— start of INFORMATION PROVIDED —

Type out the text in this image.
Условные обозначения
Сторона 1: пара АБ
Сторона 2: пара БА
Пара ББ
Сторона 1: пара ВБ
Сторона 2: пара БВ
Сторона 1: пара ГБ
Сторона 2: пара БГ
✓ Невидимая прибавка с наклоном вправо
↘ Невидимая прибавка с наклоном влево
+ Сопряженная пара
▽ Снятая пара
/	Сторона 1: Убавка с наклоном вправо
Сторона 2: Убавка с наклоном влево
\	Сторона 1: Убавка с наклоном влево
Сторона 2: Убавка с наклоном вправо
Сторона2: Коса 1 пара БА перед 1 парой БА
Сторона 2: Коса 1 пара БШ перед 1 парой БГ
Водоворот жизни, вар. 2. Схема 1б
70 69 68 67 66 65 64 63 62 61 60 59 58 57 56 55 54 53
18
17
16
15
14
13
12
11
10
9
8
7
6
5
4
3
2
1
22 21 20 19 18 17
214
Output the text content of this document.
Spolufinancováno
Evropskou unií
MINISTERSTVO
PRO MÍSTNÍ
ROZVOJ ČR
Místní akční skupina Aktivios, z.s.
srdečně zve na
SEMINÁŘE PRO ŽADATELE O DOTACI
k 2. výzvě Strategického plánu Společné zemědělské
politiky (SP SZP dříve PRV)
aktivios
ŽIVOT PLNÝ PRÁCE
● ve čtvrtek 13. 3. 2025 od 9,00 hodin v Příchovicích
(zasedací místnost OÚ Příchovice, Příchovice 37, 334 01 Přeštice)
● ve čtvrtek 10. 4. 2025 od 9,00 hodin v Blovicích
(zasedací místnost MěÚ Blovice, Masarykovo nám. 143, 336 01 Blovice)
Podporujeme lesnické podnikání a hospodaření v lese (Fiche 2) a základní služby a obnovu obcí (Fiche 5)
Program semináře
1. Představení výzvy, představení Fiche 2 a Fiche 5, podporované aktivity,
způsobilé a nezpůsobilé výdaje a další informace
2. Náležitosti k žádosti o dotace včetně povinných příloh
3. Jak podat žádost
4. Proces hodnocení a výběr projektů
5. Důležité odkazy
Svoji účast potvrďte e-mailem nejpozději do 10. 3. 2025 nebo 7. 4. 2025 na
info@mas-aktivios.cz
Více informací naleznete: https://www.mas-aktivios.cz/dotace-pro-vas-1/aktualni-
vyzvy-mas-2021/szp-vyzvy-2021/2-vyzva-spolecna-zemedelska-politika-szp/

— end of INFORMATION PROVIDED —
— start of INFORMATION PROVIDED —

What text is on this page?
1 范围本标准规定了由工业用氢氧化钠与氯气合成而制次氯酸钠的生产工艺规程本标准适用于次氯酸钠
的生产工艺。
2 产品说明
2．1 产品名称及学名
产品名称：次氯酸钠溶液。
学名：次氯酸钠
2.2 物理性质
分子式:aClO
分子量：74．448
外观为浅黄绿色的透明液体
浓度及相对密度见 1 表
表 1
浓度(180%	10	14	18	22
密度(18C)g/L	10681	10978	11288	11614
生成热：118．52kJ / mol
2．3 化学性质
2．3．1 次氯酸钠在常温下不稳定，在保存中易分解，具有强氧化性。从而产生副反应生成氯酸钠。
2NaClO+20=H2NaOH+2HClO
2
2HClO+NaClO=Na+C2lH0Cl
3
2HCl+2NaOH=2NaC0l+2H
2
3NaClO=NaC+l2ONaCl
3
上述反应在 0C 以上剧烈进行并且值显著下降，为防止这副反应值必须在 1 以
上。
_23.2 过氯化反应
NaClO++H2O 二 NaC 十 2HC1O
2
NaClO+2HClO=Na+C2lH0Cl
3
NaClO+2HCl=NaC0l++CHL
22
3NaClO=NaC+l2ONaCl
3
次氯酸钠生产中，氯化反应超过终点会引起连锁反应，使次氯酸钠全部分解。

— end of INFORMATION PROVIDED —
— start of INFORMATION PROVIDED —

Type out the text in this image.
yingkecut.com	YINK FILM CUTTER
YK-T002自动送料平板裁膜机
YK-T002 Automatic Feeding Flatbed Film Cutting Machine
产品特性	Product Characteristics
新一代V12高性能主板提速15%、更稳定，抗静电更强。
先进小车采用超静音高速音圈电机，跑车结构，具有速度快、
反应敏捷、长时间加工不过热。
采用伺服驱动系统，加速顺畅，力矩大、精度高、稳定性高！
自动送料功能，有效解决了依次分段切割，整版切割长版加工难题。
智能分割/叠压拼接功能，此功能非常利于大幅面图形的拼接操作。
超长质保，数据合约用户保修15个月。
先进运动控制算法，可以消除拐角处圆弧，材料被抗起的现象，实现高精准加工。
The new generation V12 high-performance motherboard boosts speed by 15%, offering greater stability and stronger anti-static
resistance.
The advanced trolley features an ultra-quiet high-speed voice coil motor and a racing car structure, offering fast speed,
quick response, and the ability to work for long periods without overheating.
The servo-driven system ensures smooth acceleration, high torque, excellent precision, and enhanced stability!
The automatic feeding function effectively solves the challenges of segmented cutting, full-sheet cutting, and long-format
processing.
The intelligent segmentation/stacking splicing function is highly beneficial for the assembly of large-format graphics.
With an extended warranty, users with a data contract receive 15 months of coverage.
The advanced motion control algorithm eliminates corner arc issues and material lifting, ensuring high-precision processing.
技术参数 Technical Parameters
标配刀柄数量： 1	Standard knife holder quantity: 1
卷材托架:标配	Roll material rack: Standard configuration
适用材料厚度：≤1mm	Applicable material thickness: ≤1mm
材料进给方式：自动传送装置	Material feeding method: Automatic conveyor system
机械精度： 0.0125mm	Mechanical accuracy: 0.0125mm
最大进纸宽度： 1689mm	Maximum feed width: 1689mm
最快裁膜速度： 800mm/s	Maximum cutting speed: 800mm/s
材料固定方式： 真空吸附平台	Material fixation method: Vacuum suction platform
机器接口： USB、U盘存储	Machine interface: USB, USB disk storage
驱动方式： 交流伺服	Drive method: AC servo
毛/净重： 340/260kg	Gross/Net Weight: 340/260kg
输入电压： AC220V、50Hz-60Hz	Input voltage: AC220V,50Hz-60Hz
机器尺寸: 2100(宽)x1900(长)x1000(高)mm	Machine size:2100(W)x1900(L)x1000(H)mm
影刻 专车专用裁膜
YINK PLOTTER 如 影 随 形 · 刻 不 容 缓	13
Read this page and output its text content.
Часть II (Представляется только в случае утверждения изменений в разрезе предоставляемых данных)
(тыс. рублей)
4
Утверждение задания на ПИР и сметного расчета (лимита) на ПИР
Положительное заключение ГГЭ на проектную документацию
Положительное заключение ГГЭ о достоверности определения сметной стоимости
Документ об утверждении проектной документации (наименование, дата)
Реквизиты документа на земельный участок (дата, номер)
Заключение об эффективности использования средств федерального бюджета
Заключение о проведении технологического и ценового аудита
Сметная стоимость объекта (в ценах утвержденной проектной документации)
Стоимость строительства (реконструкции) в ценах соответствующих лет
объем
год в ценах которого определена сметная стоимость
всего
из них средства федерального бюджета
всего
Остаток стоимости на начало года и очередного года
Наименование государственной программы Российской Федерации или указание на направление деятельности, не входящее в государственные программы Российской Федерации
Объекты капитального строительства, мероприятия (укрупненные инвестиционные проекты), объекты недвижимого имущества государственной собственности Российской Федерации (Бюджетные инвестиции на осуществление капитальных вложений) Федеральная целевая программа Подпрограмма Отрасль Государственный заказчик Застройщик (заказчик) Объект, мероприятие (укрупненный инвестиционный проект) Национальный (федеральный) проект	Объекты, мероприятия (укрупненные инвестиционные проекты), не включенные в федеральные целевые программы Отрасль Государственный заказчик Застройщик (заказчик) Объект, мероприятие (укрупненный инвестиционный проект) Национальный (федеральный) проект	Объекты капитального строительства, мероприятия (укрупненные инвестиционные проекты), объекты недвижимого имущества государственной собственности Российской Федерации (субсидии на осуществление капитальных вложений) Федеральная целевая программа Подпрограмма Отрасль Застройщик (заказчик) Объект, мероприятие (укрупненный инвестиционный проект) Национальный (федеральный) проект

— end of INFORMATION PROVIDED —

* TASK PROMPT
Scan the records for the string "precision". Copy each line in which it appears.

* TASK OUTPUT
The servo-driven system ensures smooth acceleration, high torque, excellent precision, and enhanced stability!
The advanced motion control algorithm eliminates corner arc issues and material lifting, ensuring high-precision processing.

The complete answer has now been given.